[Begin Selected passage]

Sustainability News Issue 2

We are carbon neutral
Volunteer tree-planting on Motuihe Island
Our three-pronged approach to carbon neutrality
Helping families In Bangladesh to lower emissions
Regenerating native forests to absorb carbon
Moving to a circular economy
Protecting migrant workers’ rights in Malaysia

Minister for the Climate The Hon. James Shaw. The Warehouse Group CEO Nick Grayston, CSO David Benattar

L to R - The Hon. James Shaw, Minister for Climate Change, Nick Grayston, CEO The Warehouse Group. David Benattar, CSO The Warehouse Group.

We are carbon neutral

We were incredibly excited by the launch of our carbon neutral programme last month when we announced that since 15 February The Warehouse Group and our four brands are carbon neutral and CarboNZero certified. All our 2018 carbon emissions are offset, and we are only the third large retailer in the world to make such a bold move.

Our challenge is real. The global economy is built on a consumption model that has a limited capacity to manage its impact on the environment. Climate change is already causing massive disruptions to our ecology and economy, and plastic waste has permeated every level of the environment, oceans and even our bodies. The realisation has come that things need to change.

As New Zealand’s largest general merchandise retailer, we understand that widely accessible fast-moving consumer products are counter intuitive with long-term sustainability. We want to prove they don't have to be, that we can lead the transformation of the economic ecosystem that regulates the production and management of goods and resources both up and downstream.

We are investing in transforming our supply chain, remapping our sourcing practices, and end-of-life policies for our products and packaging. Few around the world have done what we are embarking on. The task is massive, and it would be naïve to believe that we can do it alone.

We are in this for the long-term. We believe that innovation, technology and policies are the means to scalable solutions to climate-change and waste management designed in a circular economy model. Like many, we are dealing with immediate problems while seeking the long-term solutions. It’s an operational focus and cultural shift, one we’re driving with the support of our employees and, vitally, our customers, which everyday are demanding courage and leadership from big businesses.

[End Selected passage]
[Begin Data provided]

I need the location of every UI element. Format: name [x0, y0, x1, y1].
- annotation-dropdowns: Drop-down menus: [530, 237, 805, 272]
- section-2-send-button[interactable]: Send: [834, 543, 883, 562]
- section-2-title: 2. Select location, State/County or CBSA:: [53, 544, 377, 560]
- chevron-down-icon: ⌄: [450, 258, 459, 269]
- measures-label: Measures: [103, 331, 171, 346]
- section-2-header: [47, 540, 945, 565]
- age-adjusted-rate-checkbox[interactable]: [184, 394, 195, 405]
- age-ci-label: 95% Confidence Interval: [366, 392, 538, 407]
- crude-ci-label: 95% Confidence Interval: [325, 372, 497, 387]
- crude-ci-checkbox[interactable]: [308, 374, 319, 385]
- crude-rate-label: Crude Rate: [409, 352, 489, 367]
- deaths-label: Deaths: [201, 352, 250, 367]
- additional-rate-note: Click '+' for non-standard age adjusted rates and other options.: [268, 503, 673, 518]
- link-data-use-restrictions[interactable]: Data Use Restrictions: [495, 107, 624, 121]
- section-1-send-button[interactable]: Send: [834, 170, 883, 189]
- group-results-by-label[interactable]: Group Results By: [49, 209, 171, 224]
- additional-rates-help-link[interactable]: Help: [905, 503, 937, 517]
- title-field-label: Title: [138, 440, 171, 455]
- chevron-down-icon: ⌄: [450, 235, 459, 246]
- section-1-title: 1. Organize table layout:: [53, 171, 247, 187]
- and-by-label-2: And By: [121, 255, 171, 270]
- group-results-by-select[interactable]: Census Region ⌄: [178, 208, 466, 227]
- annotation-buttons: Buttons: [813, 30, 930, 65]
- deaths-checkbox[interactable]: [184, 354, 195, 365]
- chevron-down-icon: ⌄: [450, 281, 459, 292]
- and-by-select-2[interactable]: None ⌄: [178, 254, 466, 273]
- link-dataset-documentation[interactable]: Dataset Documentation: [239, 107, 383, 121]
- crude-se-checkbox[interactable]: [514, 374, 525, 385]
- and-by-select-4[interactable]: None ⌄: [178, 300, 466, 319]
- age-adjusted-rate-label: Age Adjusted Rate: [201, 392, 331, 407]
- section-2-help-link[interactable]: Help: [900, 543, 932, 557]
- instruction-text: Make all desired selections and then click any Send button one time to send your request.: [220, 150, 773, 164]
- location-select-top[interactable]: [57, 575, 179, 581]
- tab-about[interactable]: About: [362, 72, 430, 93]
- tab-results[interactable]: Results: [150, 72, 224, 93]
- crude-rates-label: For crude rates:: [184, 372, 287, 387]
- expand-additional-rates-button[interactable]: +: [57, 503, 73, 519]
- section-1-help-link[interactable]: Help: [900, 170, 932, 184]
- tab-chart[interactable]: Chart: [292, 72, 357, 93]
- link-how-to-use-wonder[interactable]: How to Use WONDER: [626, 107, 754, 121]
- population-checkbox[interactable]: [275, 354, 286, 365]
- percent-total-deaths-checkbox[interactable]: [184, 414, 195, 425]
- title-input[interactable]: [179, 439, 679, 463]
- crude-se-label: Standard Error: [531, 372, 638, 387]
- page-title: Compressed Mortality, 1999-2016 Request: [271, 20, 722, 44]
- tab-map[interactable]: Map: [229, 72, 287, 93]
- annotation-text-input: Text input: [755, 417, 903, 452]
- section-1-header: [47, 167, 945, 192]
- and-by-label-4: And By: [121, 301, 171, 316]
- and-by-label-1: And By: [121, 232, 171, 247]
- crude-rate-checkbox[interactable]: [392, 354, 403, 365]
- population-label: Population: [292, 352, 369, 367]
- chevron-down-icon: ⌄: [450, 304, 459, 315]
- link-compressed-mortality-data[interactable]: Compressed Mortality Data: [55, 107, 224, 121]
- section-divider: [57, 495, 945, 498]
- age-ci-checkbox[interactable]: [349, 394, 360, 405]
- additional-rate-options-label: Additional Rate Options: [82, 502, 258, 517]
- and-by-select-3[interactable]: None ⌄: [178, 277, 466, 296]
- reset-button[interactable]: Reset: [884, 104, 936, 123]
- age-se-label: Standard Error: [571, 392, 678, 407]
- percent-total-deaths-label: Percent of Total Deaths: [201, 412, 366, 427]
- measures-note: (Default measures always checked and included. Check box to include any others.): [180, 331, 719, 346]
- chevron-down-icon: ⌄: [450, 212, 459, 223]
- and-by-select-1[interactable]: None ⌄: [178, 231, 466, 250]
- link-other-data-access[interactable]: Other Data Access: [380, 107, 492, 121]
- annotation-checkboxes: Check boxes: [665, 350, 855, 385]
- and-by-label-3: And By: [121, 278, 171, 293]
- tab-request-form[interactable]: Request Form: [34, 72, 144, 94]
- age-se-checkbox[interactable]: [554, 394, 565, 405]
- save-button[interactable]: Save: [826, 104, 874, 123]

[End Data provided]

[Written tasks]:
A. Rework the part of the sustainability newsletter that opens with the words containing "Our challenge is" and closes with "up and downstream.", substituting "packaging waste" for "plastic waste".
B. According to the sustainability newsletter, since what date have The Warehouse Group and its four brands been carbon neutral?

[Results of the tasks]:
A.
Our challenge is real. The global economy is built on a consumption model that has a limited capacity to manage its impact on the environment. Climate change is already causing massive disruptions to our ecology and economy, and packaging waste has permeated every level of the environment, oceans and even our bodies. The realisation has come that things need to change.

As New Zealand’s largest general merchandise retailer, we understand that widely accessible fast-moving consumer products are counter intuitive with long-term sustainability. We want to prove they don't have to be, that we can lead the transformation of the economic ecosystem that regulates the production and management of goods and resources both up and downstream.

B. Since 15 February.